▸ Work required: Take each line containing the word "теплоходе" and copy it.
################
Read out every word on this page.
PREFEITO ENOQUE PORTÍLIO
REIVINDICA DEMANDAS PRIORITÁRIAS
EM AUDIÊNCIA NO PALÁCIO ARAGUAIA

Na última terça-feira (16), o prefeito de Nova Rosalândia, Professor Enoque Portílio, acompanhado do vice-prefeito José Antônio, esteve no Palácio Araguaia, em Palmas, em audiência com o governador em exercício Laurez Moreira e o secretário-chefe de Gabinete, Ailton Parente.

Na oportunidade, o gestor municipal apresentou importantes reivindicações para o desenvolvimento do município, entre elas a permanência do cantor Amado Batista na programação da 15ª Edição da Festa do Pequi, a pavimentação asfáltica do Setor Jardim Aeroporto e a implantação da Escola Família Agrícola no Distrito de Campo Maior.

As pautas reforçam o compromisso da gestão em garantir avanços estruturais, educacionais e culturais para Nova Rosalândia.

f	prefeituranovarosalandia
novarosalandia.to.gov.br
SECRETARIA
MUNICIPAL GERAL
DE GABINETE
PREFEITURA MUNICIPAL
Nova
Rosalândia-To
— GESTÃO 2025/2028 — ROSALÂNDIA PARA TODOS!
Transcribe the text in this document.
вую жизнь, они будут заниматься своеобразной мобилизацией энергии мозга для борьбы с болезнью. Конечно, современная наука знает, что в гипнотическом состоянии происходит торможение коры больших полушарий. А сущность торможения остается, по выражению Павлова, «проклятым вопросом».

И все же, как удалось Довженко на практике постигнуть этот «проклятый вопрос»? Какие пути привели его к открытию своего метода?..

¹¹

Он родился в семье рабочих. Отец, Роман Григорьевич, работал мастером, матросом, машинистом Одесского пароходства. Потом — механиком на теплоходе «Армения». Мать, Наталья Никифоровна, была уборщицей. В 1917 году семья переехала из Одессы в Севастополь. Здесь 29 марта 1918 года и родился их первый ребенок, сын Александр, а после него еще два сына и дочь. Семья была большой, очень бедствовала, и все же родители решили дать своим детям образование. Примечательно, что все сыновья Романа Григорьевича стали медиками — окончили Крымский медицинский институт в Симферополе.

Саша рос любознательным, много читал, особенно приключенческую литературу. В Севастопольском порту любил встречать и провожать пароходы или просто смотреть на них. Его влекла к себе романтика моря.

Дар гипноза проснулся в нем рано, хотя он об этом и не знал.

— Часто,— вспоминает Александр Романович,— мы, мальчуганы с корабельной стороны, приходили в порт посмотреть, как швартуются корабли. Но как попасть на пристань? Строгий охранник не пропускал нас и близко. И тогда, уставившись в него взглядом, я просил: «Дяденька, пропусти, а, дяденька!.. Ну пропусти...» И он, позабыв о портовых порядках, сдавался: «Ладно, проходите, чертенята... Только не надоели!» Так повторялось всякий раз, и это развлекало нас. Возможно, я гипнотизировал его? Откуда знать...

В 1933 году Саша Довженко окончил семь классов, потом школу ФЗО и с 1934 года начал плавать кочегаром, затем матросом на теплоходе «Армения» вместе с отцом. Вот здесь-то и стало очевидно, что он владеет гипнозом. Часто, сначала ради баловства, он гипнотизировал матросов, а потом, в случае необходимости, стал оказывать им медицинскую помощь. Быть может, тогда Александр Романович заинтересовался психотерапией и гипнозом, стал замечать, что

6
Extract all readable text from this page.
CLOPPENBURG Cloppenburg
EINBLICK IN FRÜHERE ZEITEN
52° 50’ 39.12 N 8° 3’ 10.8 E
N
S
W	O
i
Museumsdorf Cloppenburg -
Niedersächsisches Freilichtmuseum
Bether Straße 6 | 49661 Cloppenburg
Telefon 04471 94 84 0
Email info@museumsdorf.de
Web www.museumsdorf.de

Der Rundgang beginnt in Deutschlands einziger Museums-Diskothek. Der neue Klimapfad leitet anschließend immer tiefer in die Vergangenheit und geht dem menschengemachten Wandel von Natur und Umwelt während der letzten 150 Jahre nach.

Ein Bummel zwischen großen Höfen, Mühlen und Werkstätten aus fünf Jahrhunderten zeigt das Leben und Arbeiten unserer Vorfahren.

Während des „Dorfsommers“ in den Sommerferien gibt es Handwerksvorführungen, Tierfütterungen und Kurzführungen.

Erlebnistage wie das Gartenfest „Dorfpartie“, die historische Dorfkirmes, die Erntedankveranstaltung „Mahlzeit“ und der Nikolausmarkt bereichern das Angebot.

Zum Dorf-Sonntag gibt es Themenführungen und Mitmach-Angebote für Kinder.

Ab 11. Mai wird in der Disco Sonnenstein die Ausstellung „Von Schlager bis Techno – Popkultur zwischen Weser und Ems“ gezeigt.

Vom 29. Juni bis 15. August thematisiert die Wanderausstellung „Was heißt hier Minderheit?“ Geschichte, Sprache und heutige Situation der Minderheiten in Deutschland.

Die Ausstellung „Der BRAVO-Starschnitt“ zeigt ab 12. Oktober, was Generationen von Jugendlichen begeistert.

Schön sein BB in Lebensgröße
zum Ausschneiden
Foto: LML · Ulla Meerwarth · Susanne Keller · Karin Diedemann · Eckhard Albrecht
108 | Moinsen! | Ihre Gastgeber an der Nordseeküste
################
▸ The output:
Он родился в семье рабочих. Отец, Роман Григорьевич, работал мастером, матросом, машинистом Одесского пароходства. Потом — механиком на теплоходе «Армения». Мать, Наталья Никифоровна, была уборщицей. В 1917 году семья переехала из Одессы в Севастополь. Здесь 29 марта 1918 года и родился их первый ребенок, сын Александр, а после него еще два сына и дочь. Семья была большой, очень бедствовала, и все же родители решили дать своим детям образование. Примечательно, что все сыновья Романа Григорьевича стали медиками — окончили Крымский медицинский институт в Симферополе.
В 1933 году Саша Довженко окончил семь классов, потом школу ФЗО и с 1934 года начал плавать кочегаром, затем матросом на теплоходе «Армения» вместе с отцом. Вот здесь-то и стало очевидно, что он владеет гипнозом. Часто, сначала ради баловства, он гипнотизировал матросов, а потом, в случае необходимости, стал оказывать им медицинскую помощь. Быть может, тогда Александр Романович заинтересовался психотерапией и гипнозом, стал замечать, что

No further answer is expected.